* **What you will do**
Return the complete listing that follows, with each line reproduced exactly.

* **Provided information**

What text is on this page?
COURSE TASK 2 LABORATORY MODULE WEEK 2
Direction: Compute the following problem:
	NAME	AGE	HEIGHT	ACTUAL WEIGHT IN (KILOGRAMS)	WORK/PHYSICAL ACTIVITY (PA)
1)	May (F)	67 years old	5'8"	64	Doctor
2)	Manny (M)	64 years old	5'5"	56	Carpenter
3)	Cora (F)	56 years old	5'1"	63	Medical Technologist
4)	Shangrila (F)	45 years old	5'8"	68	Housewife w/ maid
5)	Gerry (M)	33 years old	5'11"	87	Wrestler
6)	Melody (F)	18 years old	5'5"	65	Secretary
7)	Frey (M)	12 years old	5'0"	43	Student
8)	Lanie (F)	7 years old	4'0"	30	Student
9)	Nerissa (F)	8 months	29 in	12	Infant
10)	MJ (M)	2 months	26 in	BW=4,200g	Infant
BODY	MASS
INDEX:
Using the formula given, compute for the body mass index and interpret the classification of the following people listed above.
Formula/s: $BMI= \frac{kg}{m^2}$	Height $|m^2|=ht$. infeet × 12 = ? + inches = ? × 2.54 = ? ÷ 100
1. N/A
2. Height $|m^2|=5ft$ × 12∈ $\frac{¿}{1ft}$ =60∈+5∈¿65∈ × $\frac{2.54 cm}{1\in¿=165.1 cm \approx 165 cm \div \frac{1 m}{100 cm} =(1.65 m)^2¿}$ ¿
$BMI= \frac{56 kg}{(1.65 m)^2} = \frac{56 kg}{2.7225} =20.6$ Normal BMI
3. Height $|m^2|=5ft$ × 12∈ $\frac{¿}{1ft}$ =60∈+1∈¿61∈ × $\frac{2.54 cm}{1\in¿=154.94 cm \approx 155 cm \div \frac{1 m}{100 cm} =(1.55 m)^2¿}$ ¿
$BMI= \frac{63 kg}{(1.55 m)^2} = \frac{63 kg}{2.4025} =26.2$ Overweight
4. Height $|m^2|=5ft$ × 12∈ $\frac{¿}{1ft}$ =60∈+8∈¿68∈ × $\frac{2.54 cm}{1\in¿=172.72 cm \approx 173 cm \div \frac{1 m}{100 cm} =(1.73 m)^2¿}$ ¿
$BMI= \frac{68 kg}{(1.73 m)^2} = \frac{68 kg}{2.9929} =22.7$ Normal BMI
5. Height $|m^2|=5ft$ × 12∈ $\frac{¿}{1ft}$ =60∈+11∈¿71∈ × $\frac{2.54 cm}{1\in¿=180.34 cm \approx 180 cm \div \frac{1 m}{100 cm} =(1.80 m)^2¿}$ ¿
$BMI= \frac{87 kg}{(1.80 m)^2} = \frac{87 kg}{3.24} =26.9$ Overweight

* **Correct answer**
What text is on this page?
COURSE TASK 2 LABORATORY MODULE WEEK 2
Direction: Compute the following problem:
	NAME	AGE	HEIGHT	ACTUAL WEIGHT IN (KILOGRAMS)	WORK/PHYSICAL ACTIVITY (PA)
1)	May (F)	67 years old	5'8"	64	Doctor
2)	Manny (M)	64 years old	5'5"	56	Carpenter
3)	Cora (F)	56 years old	5'1"	63	Medical Technologist
4)	Shangrila (F)	45 years old	5'8"	68	Housewife w/ maid
5)	Gerry (M)	33 years old	5'11"	87	Wrestler
6)	Melody (F)	18 years old	5'5"	65	Secretary
7)	Frey (M)	12 years old	5'0"	43	Student
8)	Lanie (F)	7 years old	4'0"	30	Student
9)	Nerissa (F)	8 months	29 in	12	Infant
10)	MJ (M)	2 months	26 in	BW=4,200g	Infant
BODY	MASS
INDEX:
Using the formula given, compute for the body mass index and interpret the classification of the following people listed above.
Formula/s: $BMI= \frac{kg}{m^2}$	Height $|m^2|=ht$. infeet × 12 = ? + inches = ? × 2.54 = ? ÷ 100
1. N/A
2. Height $|m^2|=5ft$ × 12∈ $\frac{¿}{1ft}$ =60∈+5∈¿65∈ × $\frac{2.54 cm}{1\in¿=165.1 cm \approx 165 cm \div \frac{1 m}{100 cm} =(1.65 m)^2¿}$ ¿
$BMI= \frac{56 kg}{(1.65 m)^2} = \frac{56 kg}{2.7225} =20.6$ Normal BMI
3. Height $|m^2|=5ft$ × 12∈ $\frac{¿}{1ft}$ =60∈+1∈¿61∈ × $\frac{2.54 cm}{1\in¿=154.94 cm \approx 155 cm \div \frac{1 m}{100 cm} =(1.55 m)^2¿}$ ¿
$BMI= \frac{63 kg}{(1.55 m)^2} = \frac{63 kg}{2.4025} =26.2$ Overweight
4. Height $|m^2|=5ft$ × 12∈ $\frac{¿}{1ft}$ =60∈+8∈¿68∈ × $\frac{2.54 cm}{1\in¿=172.72 cm \approx 173 cm \div \frac{1 m}{100 cm} =(1.73 m)^2¿}$ ¿
$BMI= \frac{68 kg}{(1.73 m)^2} = \frac{68 kg}{2.9929} =22.7$ Normal BMI
5. Height $|m^2|=5ft$ × 12∈ $\frac{¿}{1ft}$ =60∈+11∈¿71∈ × $\frac{2.54 cm}{1\in¿=180.34 cm \approx 180 cm \div \frac{1 m}{100 cm} =(1.80 m)^2¿}$ ¿
$BMI= \frac{87 kg}{(1.80 m)^2} = \frac{87 kg}{3.24} =26.9$ Overweight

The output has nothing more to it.